* _GIVEN EXERCISE_:
Extract each line holding the word "集中供热节能控制装置" from the entries.

Extracted data entries:
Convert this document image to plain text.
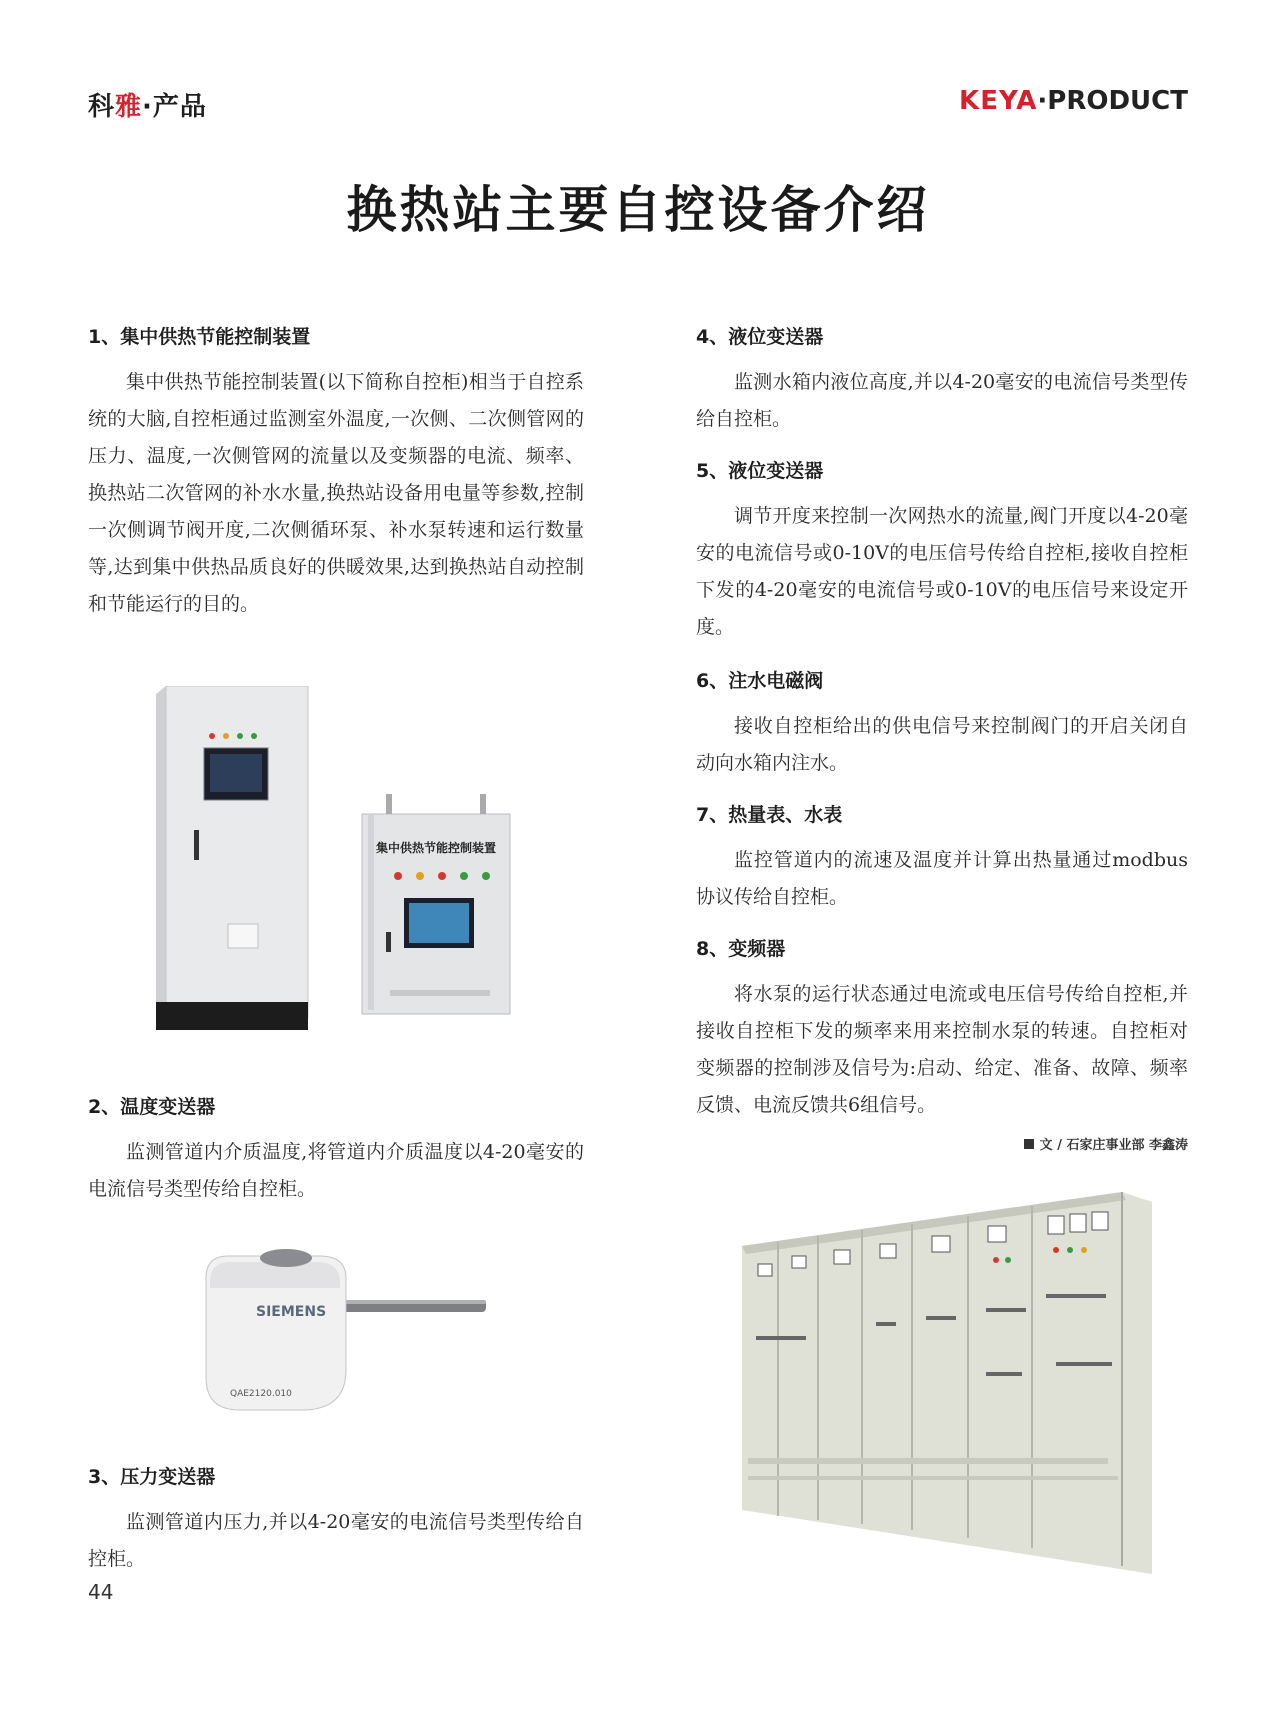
科雅·产品	KEYA·PRODUCT
换热站主要自控设备介绍
1、集中供热节能控制装置
集中供热节能控制装置(以下简称自控柜)相当于自控系统的大脑,自控柜通过监测室外温度,一次侧、二次侧管网的压力、温度,一次侧管网的流量以及变频器的电流、频率、换热站二次管网的补水水量,换热站设备用电量等参数,控制一次侧调节阀开度,二次侧循环泵、补水泵转速和运行数量等,达到集中供热品质良好的供暖效果,达到换热站自动控制和节能运行的目的。
集中供热节能控制装置
2、温度变送器
监测管道内介质温度,将管道内介质温度以4-20毫安的电流信号类型传给自控柜。
SIEMENS
QAE2120.010
3、压力变送器
监测管道内压力,并以4-20毫安的电流信号类型传给自控柜。
4、液位变送器
监测水箱内液位高度,并以4-20毫安的电流信号类型传给自控柜。
5、液位变送器
调节开度来控制一次网热水的流量,阀门开度以4-20毫安的电流信号或0-10V的电压信号传给自控柜,接收自控柜下发的4-20毫安的电流信号或0-10V的电压信号来设定开度。
6、注水电磁阀
接收自控柜给出的供电信号来控制阀门的开启关闭自动向水箱内注水。
7、热量表、水表
监控管道内的流速及温度并计算出热量通过modbus协议传给自控柜。
8、变频器
将水泵的运行状态通过电流或电压信号传给自控柜,并接收自控柜下发的频率来用来控制水泵的转速。自控柜对变频器的控制涉及信号为:启动、给定、准备、故障、频率反馈、电流反馈共6组信号。
文 / 石家庄事业部 李鑫涛
44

* _ANSWER TO THE PROBLEM_:
1、集中供热节能控制装置
集中供热节能控制装置(以下简称自控柜)相当于自控系统的大脑,自控柜通过监测室外温度,一次侧、二次侧管网的压力、温度,一次侧管网的流量以及变频器的电流、频率、换热站二次管网的补水水量,换热站设备用电量等参数,控制一次侧调节阀开度,二次侧循环泵、补水泵转速和运行数量等,达到集中供热品质良好的供暖效果,达到换热站自动控制和节能运行的目的。
集中供热节能控制装置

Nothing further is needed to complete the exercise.